--- Source data ---

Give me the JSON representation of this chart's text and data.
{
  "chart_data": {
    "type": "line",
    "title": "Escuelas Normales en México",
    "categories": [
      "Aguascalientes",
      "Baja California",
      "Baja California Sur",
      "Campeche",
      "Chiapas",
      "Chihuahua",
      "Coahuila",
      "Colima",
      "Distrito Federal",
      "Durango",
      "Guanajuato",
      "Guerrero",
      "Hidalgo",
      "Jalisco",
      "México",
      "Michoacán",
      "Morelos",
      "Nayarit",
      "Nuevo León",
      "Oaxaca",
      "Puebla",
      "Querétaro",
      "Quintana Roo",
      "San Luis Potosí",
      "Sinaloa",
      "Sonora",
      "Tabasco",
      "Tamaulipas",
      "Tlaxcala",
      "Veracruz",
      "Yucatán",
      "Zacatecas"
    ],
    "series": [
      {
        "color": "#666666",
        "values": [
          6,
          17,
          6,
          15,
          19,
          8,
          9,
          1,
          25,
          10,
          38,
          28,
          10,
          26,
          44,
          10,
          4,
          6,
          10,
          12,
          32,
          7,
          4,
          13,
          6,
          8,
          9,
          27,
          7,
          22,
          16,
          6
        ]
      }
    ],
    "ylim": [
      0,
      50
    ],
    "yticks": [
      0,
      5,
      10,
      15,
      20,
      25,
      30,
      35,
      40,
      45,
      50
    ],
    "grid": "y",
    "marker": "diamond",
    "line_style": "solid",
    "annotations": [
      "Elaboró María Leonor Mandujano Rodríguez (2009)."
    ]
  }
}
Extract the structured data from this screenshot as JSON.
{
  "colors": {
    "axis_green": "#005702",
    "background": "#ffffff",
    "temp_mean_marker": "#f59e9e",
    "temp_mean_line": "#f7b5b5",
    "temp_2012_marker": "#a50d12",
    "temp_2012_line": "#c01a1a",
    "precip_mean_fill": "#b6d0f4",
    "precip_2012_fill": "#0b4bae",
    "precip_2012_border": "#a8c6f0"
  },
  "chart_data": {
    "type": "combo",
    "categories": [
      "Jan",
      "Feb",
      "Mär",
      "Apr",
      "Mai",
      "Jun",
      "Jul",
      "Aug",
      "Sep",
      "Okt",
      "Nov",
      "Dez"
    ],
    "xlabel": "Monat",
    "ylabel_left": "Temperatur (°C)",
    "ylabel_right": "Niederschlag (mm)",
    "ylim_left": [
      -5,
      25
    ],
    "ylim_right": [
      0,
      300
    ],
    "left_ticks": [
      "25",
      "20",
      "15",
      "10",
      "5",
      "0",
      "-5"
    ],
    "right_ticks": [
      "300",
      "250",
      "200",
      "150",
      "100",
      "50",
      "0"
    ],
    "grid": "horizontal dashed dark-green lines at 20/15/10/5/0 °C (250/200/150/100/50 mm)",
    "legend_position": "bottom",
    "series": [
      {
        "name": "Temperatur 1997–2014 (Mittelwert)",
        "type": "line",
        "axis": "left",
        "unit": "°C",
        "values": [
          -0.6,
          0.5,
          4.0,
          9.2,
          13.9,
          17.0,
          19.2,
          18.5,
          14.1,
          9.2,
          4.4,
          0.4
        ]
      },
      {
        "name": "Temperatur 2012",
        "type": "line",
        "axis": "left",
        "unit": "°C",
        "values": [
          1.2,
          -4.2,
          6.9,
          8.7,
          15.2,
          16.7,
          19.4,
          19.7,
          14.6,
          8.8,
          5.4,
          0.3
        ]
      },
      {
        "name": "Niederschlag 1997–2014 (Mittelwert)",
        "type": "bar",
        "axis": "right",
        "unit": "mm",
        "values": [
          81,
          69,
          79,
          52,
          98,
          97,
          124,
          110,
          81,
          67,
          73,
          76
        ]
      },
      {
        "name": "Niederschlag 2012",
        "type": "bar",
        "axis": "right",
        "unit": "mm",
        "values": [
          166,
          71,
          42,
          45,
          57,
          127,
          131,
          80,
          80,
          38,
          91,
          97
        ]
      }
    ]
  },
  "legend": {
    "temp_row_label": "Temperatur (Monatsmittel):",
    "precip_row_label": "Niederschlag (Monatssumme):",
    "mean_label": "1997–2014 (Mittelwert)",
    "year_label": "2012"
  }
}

---

● **Written task**: Collect from the data above every line that includes "grid".

● **Answer to the problem**:
    "grid": "y",
    "grid": "horizontal dashed dark-green lines at 20/15/10/5/0 °C (250/200/150/100/50 mm)",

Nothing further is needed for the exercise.